━━ Supplied entries ━━

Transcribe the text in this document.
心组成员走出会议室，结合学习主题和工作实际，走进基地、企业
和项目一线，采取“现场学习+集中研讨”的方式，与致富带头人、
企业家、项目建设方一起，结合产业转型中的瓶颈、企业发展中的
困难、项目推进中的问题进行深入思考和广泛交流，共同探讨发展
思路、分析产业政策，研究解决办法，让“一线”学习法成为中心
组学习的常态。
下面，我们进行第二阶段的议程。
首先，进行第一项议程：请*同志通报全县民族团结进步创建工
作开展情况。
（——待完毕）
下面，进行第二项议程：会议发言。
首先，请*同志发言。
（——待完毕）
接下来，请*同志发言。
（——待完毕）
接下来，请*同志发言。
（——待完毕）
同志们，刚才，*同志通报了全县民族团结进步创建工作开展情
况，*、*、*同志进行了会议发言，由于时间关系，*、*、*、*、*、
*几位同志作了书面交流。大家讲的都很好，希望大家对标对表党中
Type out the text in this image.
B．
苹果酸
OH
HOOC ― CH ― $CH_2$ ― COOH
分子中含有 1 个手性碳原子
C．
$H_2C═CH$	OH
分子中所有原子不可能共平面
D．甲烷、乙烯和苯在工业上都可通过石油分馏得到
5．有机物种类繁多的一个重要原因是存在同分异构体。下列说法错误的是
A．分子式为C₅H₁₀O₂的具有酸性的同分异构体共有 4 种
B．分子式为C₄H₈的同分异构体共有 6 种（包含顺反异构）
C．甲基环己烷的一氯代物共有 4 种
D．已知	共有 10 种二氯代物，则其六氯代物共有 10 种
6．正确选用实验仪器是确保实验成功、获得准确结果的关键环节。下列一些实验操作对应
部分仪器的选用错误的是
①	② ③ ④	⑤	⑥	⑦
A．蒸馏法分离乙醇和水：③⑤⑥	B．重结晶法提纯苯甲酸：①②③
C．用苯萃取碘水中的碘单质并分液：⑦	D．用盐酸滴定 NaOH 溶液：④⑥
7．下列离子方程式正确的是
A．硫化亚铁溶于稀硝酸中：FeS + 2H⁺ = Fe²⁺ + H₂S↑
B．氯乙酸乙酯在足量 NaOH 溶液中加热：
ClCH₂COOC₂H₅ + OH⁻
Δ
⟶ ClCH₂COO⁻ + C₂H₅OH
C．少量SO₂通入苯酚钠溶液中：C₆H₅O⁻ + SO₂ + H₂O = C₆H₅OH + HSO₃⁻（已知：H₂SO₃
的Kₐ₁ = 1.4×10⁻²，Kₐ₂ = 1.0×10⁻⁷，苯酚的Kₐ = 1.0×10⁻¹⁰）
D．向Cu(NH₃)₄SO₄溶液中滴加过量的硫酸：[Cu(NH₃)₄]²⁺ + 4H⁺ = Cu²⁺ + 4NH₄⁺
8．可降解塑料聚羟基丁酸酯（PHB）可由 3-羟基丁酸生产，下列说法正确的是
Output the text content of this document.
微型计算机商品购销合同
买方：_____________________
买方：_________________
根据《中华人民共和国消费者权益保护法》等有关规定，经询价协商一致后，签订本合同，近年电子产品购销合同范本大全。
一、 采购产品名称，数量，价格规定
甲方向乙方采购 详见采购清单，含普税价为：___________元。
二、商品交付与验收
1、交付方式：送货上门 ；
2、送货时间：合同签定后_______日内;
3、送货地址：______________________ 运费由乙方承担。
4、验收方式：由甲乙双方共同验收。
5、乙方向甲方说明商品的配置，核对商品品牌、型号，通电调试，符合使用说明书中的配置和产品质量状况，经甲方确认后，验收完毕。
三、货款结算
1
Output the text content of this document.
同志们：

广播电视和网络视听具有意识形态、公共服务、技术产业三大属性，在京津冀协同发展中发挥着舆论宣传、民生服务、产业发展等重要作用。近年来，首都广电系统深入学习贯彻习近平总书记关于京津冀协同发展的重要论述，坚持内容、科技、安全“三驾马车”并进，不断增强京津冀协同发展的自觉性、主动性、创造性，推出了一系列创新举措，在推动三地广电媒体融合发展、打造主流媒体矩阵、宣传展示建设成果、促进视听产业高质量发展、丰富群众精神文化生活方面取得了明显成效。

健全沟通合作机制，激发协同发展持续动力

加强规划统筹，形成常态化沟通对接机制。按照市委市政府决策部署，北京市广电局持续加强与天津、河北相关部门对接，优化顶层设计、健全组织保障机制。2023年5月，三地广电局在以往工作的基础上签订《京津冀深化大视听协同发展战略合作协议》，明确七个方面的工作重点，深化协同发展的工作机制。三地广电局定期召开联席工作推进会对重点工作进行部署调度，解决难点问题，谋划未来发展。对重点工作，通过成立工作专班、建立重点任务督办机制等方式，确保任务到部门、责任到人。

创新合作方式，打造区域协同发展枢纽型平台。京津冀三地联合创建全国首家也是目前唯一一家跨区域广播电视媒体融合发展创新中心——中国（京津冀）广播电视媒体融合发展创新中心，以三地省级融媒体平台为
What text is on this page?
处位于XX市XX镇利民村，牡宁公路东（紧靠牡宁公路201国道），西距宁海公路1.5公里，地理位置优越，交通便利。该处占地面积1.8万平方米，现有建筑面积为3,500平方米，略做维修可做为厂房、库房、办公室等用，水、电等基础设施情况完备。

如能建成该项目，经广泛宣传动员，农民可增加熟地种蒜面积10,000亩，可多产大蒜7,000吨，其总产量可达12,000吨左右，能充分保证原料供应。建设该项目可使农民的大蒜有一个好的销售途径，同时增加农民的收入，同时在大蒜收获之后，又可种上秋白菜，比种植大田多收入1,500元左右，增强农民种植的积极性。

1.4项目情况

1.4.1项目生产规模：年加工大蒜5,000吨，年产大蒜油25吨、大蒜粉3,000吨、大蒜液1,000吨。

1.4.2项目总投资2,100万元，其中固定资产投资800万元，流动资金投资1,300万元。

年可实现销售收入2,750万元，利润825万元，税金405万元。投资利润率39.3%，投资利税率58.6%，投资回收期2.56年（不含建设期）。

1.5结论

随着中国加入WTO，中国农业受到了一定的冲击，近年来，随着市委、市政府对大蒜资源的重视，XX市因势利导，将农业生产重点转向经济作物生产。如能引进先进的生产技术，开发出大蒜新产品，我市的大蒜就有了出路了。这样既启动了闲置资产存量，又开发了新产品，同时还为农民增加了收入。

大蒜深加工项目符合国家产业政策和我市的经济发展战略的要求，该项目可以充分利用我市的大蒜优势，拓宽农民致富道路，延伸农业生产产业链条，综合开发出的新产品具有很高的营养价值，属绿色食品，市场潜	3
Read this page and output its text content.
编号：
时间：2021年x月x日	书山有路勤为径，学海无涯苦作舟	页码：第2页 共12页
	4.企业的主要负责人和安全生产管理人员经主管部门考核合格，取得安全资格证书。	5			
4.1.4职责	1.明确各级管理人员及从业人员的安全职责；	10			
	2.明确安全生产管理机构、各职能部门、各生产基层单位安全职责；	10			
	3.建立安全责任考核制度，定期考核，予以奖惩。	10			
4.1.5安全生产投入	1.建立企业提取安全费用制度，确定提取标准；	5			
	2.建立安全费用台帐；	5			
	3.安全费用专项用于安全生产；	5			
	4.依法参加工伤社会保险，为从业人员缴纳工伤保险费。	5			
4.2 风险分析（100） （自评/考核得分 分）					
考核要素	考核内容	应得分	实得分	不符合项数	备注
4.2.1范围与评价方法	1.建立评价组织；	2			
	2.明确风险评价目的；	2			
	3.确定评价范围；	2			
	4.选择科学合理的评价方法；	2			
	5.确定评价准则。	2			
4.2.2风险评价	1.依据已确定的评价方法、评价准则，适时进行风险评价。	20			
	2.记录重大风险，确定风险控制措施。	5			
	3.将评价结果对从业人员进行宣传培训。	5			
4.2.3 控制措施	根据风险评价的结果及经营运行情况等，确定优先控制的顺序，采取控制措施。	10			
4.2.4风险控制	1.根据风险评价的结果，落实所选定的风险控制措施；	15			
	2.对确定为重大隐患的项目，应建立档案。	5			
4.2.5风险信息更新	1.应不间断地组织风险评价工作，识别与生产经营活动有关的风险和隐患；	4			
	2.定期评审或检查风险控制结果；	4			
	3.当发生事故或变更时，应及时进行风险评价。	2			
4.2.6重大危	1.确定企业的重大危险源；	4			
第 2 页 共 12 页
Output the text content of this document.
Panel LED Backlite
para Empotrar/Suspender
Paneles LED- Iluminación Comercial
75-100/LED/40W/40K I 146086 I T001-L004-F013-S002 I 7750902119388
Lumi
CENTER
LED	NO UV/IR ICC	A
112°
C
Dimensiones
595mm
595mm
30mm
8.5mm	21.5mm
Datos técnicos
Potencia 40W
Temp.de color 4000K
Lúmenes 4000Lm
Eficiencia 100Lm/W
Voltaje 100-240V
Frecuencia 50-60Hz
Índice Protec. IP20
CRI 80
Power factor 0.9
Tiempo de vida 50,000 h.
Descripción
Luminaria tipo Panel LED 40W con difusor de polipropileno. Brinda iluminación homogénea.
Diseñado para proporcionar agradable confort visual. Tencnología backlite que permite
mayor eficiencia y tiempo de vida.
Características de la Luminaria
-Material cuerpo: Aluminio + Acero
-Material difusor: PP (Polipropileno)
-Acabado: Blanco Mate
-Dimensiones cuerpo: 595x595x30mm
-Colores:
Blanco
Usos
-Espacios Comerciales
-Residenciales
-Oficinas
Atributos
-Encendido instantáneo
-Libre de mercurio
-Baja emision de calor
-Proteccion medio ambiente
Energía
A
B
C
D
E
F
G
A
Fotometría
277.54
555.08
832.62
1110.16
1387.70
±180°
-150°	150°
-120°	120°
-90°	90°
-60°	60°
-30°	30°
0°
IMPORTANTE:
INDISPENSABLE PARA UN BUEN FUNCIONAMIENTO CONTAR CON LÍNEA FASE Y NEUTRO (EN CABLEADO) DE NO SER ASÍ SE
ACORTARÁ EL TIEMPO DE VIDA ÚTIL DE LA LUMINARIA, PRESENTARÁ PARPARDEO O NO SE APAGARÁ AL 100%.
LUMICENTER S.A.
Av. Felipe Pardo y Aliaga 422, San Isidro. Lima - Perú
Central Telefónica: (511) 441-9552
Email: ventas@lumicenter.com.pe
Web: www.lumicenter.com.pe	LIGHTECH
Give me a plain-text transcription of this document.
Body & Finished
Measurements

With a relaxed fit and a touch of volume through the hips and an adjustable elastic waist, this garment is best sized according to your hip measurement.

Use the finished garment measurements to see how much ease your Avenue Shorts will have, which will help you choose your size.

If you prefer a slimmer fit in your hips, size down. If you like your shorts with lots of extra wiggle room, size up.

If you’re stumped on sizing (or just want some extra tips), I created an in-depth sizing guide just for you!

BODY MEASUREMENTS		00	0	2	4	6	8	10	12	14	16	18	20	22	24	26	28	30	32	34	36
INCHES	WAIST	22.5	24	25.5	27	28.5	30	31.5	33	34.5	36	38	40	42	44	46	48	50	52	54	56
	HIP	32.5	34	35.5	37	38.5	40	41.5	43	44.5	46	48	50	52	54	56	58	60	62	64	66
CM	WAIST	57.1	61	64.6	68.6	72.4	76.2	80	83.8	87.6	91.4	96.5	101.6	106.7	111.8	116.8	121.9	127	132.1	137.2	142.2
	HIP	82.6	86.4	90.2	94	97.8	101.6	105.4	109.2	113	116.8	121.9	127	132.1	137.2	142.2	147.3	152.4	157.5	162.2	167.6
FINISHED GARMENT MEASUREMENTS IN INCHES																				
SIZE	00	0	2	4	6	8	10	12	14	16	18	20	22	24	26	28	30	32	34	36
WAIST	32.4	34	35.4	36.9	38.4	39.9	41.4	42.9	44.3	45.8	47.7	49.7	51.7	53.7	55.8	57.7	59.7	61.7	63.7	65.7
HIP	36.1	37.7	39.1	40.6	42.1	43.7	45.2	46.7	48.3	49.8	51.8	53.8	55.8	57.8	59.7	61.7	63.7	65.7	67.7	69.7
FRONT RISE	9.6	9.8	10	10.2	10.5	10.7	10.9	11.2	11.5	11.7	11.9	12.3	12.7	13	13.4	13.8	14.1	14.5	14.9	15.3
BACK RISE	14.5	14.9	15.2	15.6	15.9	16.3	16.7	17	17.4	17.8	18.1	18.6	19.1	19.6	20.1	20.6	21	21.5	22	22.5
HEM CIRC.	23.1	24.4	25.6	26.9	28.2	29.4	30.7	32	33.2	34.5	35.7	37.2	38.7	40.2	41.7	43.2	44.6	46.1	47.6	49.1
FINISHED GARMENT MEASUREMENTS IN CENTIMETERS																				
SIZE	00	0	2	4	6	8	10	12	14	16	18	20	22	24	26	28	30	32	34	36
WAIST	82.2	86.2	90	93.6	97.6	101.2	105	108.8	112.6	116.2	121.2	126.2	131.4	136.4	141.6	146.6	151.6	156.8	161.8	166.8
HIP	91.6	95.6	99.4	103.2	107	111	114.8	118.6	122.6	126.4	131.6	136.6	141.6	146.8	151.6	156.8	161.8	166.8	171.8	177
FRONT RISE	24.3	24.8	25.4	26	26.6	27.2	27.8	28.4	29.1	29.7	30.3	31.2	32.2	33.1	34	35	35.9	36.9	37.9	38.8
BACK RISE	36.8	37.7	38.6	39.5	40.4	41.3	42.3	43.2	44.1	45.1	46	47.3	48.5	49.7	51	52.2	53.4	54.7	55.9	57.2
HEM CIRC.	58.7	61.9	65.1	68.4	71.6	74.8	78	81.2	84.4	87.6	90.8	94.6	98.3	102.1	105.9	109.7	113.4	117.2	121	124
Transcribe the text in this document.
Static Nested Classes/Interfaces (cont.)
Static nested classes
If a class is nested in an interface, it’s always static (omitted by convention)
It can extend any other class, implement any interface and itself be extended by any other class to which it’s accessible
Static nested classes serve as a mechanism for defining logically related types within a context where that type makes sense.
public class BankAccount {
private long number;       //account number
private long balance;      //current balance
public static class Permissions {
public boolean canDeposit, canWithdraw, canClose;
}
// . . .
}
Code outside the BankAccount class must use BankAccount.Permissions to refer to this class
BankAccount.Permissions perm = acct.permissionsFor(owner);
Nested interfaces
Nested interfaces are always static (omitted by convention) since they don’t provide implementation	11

━━━

Your goal: Above are the entries; count how many of their lines contain the word "long" and give only that number.

Answer to this exercise: 2